**Requirement**.
Transcribe every line exactly. Leave the pictures behind.
Start Excerpted data
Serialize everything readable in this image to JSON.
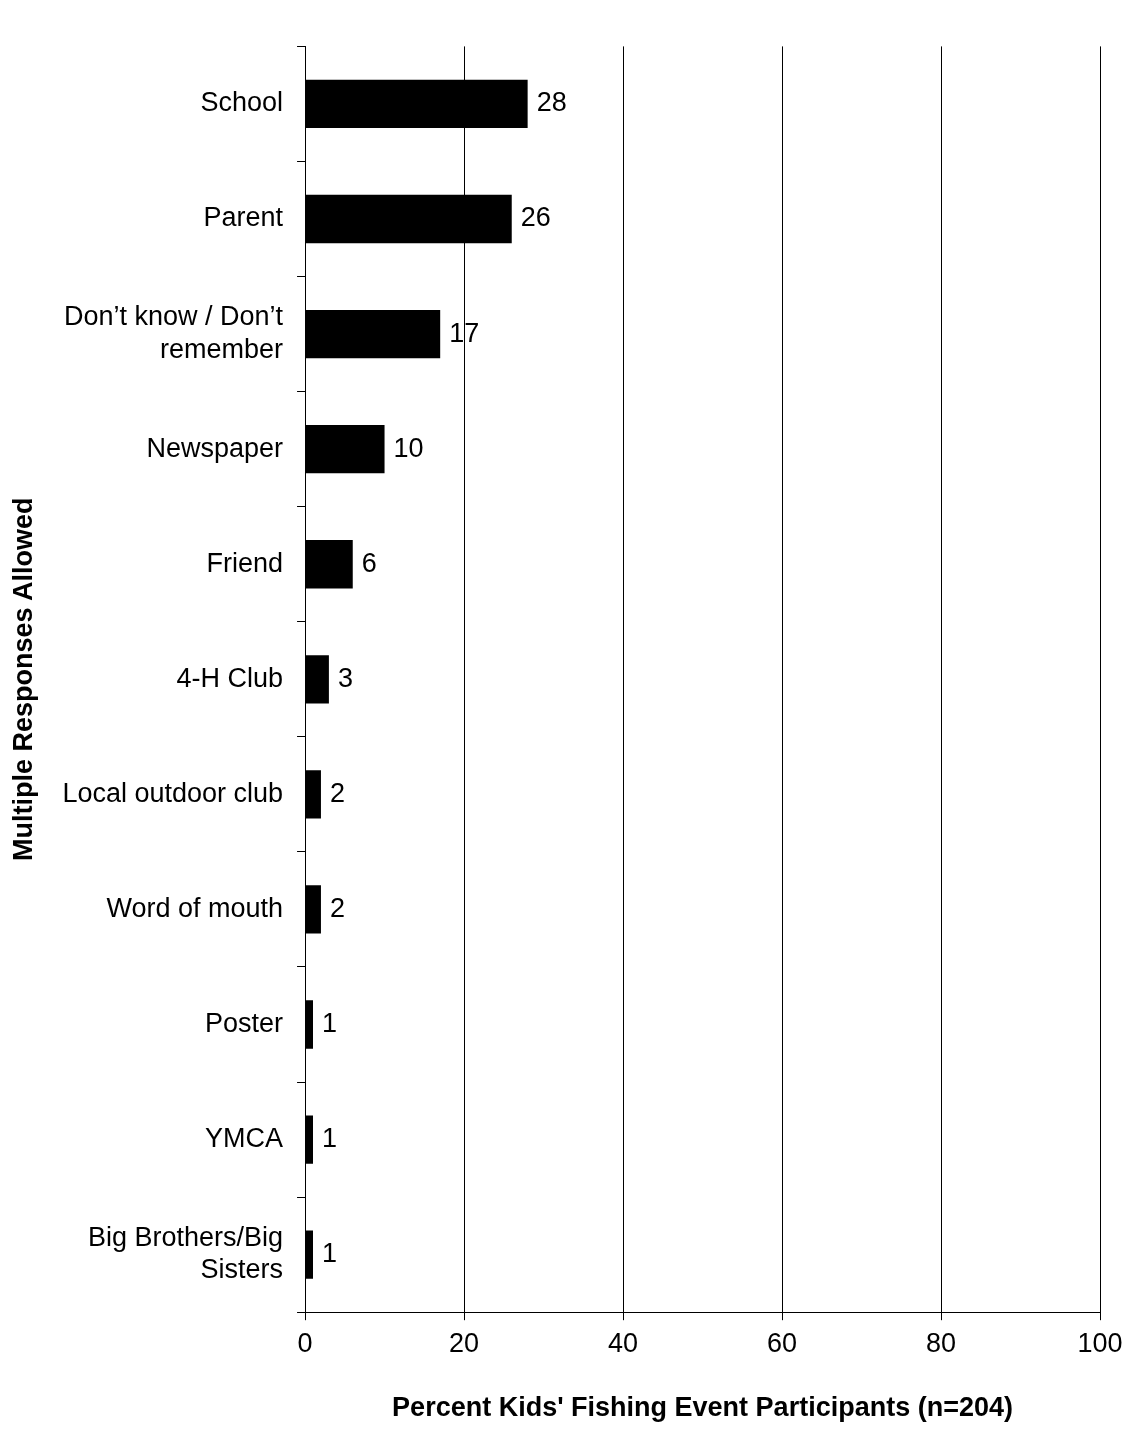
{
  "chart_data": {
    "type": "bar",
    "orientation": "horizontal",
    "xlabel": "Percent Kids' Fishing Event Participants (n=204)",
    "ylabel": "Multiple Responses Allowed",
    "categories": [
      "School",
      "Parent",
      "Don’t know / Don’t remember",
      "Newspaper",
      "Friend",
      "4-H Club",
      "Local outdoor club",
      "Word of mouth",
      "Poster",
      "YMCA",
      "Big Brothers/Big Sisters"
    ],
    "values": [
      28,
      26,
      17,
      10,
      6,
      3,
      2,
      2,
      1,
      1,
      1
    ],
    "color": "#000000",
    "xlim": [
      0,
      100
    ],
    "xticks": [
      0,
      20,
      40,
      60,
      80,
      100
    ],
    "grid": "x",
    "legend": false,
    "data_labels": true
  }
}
End Excerpted data
**Exercise output**.
Serialize everything readable in this image to JSON.
{
  "chart_data": {
    "type": "bar",
    "orientation": "horizontal",
    "xlabel": "Percent Kids' Fishing Event Participants (n=204)",
    "ylabel": "Multiple Responses Allowed",
    "categories": [
      "School",
      "Parent",
      "Don’t know / Don’t remember",
      "Newspaper",
      "Friend",
      "4-H Club",
      "Local outdoor club",
      "Word of mouth",
      "Poster",
      "YMCA",
      "Big Brothers/Big Sisters"
    ],
    "values": [
      28,
      26,
      17,
      10,
      6,
      3,
      2,
      2,
      1,
      1,
      1
    ],
    "color": "#000000",
    "xlim": [
      0,
      100
    ],
    "xticks": [
      0,
      20,
      40,
      60,
      80,
      100
    ],
    "grid": "x",
    "legend": false,
    "data_labels": true
  }
}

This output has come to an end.